> [WORK INSTRUCTIONS]
Pull out from the material below all lines with "猪肉消费量".

> [MATERIAL FOR THIS EXERCISE]
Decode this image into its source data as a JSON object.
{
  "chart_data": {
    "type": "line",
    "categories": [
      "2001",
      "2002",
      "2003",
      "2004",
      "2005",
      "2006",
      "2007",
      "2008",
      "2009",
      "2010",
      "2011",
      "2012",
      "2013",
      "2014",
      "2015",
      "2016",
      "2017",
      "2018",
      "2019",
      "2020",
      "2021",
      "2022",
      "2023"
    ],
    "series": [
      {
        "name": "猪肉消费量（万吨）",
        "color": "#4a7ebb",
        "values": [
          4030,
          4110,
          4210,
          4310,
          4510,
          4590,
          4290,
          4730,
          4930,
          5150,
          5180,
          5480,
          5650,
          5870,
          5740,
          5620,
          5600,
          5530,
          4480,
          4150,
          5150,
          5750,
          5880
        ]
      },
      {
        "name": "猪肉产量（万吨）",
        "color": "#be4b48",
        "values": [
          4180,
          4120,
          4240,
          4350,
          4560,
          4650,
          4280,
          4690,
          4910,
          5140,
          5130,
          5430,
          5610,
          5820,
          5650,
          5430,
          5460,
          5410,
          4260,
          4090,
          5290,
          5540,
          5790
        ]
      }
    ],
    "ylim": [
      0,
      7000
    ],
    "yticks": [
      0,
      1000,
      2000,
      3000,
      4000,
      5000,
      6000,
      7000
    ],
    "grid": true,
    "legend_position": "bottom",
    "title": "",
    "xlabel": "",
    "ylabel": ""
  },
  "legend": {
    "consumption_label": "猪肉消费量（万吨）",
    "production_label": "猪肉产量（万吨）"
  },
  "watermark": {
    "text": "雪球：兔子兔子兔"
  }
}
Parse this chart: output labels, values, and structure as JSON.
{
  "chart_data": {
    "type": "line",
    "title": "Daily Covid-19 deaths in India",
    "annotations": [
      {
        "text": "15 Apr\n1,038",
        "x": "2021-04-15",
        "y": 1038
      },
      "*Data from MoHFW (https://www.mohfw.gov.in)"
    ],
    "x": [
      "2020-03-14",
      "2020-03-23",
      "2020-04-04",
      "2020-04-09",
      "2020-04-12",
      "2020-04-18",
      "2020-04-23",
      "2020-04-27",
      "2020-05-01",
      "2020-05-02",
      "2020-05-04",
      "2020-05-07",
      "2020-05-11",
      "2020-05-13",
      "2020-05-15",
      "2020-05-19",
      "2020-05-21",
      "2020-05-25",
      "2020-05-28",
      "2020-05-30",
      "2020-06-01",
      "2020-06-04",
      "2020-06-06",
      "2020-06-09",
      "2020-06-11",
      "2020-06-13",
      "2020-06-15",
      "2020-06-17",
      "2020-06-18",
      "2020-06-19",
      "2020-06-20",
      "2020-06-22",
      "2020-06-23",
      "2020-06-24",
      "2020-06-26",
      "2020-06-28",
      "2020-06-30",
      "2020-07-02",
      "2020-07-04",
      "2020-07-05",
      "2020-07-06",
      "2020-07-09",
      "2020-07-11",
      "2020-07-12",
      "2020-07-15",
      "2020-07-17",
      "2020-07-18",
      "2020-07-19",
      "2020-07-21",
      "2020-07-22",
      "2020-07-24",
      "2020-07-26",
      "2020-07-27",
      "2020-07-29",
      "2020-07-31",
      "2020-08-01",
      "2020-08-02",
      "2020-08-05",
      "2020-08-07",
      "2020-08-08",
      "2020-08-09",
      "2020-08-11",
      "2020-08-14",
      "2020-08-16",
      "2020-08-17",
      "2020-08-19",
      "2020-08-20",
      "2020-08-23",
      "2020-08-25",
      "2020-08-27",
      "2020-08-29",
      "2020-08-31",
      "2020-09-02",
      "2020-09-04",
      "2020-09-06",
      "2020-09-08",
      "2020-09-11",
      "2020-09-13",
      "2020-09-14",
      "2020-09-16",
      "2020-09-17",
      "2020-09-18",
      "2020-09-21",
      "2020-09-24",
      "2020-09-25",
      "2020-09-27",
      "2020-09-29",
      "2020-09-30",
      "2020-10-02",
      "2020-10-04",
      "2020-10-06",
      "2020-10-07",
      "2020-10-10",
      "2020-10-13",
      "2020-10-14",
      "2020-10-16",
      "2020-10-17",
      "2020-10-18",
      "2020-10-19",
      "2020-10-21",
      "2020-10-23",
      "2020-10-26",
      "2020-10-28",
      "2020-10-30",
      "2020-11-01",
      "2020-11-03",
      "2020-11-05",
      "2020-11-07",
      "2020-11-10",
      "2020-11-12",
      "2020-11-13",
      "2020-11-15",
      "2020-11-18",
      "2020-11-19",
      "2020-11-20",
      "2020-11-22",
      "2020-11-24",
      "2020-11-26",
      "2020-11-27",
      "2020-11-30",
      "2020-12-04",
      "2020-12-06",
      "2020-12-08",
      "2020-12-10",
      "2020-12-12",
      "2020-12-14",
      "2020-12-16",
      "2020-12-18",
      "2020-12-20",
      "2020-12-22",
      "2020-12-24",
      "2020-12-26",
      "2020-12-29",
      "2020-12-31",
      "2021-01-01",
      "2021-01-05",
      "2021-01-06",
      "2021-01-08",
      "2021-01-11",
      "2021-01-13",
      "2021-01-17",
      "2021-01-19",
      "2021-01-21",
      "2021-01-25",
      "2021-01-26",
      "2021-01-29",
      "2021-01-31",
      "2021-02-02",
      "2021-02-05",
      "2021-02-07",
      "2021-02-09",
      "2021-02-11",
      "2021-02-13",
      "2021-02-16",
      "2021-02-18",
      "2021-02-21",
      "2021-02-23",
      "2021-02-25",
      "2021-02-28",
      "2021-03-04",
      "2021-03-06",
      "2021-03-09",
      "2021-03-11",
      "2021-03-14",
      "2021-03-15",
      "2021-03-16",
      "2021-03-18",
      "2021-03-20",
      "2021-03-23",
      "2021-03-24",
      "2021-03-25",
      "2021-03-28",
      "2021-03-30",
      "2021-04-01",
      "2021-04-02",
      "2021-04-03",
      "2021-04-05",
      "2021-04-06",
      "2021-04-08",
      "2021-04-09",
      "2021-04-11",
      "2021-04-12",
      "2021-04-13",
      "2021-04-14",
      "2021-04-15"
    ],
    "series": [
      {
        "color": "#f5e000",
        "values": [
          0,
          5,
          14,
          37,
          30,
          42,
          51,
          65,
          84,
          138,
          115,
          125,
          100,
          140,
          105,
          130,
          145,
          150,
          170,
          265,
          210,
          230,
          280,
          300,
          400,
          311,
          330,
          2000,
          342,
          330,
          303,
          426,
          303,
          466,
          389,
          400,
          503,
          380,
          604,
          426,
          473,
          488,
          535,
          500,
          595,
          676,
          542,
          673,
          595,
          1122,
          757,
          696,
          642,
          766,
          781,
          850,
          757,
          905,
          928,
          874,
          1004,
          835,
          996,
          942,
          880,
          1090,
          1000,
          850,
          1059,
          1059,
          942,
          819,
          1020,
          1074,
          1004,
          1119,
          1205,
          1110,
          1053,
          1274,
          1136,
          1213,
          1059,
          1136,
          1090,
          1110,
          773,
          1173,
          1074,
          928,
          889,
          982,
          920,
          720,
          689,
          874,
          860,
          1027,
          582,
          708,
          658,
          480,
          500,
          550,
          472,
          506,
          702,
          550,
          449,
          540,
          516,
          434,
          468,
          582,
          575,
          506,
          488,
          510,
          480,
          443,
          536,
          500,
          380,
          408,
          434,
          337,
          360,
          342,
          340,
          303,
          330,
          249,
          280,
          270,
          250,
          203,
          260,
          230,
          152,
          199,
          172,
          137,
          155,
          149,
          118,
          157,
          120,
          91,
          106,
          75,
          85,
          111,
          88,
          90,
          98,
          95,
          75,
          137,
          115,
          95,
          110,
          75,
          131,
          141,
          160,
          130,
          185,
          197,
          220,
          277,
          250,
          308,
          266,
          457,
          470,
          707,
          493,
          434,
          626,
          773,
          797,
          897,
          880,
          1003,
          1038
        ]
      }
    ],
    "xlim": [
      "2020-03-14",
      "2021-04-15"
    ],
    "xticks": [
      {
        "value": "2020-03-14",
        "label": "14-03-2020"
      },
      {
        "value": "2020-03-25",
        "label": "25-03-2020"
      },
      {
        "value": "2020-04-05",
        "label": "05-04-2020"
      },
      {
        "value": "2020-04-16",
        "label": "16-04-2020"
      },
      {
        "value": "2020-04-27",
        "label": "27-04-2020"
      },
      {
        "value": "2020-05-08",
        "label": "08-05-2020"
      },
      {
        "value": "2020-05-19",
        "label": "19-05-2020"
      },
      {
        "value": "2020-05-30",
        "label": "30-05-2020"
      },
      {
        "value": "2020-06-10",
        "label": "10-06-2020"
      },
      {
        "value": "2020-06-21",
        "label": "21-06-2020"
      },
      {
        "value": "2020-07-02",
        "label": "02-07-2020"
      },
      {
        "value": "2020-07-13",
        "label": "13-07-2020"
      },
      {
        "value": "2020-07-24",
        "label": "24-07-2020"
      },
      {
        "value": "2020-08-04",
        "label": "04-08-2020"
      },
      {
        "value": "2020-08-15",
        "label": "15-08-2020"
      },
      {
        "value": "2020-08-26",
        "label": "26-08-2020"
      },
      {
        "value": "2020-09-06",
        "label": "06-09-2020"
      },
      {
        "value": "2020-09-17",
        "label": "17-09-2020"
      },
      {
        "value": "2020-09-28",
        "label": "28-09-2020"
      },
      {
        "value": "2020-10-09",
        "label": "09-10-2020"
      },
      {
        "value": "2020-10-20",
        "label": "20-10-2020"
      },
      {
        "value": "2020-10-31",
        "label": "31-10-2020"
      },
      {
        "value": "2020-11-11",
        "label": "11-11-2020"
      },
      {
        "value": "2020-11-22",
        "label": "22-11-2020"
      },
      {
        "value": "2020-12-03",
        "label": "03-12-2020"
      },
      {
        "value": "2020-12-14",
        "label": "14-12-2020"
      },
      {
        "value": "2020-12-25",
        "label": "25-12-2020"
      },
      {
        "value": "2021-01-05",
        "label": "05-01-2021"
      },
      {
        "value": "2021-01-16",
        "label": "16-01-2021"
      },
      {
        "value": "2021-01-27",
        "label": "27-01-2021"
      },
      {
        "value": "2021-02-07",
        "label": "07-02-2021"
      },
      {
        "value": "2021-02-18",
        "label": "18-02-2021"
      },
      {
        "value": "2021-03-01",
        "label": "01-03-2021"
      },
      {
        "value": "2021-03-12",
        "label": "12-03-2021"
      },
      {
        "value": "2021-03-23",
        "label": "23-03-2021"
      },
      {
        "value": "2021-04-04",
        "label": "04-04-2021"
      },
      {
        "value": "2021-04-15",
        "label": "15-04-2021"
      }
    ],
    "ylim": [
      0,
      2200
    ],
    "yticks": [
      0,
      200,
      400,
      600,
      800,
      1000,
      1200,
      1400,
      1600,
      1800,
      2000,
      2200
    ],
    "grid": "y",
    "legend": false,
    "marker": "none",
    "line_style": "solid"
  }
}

> [THE RESULT]
        "name": "猪肉消费量（万吨）",
    "consumption_label": "猪肉消费量（万吨）",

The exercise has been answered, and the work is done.